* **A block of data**

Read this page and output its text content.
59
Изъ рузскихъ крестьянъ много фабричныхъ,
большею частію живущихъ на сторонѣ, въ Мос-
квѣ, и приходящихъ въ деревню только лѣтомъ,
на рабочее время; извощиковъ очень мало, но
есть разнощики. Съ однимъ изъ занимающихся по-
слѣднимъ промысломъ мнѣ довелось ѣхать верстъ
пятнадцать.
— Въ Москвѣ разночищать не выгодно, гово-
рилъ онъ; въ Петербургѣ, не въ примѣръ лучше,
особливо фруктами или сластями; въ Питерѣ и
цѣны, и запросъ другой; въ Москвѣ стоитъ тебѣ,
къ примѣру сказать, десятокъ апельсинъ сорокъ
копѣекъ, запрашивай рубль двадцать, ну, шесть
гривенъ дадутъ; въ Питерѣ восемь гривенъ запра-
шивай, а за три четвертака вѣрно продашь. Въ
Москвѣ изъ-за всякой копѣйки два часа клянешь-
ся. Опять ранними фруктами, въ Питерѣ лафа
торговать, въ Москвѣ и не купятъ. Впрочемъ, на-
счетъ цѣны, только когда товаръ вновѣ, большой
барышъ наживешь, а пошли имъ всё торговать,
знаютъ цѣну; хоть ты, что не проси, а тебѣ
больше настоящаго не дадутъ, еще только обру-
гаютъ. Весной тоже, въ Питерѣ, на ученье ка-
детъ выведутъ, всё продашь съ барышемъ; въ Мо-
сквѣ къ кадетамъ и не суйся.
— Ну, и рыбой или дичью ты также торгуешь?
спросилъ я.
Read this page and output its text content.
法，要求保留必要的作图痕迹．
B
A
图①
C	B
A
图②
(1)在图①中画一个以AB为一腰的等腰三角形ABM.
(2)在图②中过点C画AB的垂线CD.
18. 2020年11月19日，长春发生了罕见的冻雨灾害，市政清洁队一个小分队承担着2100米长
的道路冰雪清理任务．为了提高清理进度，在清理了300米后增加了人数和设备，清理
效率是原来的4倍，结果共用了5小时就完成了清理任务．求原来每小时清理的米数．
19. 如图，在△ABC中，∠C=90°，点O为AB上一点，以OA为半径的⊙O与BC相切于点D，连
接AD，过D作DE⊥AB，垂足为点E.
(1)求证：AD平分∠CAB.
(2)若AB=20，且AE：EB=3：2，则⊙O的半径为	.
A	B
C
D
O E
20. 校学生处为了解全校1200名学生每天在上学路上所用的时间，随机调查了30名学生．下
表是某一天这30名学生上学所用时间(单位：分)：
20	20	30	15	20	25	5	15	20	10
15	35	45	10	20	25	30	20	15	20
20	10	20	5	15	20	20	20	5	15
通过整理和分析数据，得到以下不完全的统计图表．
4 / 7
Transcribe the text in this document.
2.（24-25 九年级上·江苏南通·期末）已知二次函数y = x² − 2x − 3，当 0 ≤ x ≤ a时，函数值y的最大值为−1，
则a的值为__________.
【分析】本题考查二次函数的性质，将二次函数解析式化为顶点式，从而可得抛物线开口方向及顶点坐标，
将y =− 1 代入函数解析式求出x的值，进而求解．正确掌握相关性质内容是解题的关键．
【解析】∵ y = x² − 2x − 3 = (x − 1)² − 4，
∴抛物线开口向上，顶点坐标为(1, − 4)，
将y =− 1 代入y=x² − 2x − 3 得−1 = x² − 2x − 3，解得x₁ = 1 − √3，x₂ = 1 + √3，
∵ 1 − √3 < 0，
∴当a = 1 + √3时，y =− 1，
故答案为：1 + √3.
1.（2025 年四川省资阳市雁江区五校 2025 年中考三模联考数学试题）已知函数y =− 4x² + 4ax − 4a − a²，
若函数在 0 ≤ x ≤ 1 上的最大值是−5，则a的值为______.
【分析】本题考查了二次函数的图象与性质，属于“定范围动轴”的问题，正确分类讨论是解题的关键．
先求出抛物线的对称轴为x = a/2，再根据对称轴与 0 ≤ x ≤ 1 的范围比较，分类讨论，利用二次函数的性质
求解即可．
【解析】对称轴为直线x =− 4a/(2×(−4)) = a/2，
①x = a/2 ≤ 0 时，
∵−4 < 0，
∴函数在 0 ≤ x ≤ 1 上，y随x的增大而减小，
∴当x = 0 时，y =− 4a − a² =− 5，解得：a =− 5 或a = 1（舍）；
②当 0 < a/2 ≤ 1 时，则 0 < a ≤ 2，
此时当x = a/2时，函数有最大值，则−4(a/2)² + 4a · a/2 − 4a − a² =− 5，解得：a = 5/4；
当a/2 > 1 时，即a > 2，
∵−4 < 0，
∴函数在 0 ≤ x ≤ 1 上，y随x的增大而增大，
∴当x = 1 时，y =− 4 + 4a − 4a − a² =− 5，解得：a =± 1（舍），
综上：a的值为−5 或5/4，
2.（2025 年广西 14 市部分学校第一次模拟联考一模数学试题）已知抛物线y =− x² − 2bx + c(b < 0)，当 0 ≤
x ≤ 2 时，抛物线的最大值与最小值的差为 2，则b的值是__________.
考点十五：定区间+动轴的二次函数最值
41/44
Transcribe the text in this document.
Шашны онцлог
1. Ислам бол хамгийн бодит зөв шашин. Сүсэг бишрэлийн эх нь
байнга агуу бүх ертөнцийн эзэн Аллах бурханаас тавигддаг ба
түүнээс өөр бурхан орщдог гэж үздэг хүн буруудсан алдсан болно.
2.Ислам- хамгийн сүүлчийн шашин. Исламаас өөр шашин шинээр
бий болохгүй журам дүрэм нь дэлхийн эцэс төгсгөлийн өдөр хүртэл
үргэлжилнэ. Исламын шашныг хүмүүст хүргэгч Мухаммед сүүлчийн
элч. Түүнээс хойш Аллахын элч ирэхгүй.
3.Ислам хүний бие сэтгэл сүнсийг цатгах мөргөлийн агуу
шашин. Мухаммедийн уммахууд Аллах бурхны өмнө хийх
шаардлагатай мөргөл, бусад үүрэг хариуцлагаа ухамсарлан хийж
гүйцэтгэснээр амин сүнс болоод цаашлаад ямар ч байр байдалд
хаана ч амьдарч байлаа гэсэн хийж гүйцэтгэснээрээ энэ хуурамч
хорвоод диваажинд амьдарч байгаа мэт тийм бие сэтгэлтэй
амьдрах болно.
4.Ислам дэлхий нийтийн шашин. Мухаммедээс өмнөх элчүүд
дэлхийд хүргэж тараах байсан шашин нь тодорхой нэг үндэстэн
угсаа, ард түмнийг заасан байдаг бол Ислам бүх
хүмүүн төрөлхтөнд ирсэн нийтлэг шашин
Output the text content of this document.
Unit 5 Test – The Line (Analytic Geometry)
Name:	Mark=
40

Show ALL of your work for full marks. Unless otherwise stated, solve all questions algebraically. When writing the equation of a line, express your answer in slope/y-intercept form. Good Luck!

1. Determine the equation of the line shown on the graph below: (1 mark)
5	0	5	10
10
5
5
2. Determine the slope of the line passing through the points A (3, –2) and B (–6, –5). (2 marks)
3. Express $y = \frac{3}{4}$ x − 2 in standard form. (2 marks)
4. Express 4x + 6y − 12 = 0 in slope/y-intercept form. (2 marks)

* **PROBLEM TO WORK ON**
Check each line of these records for the string "Питерѣ" and state only how many lines have it.

* **ANSWER TO THIS EXERCISE**
4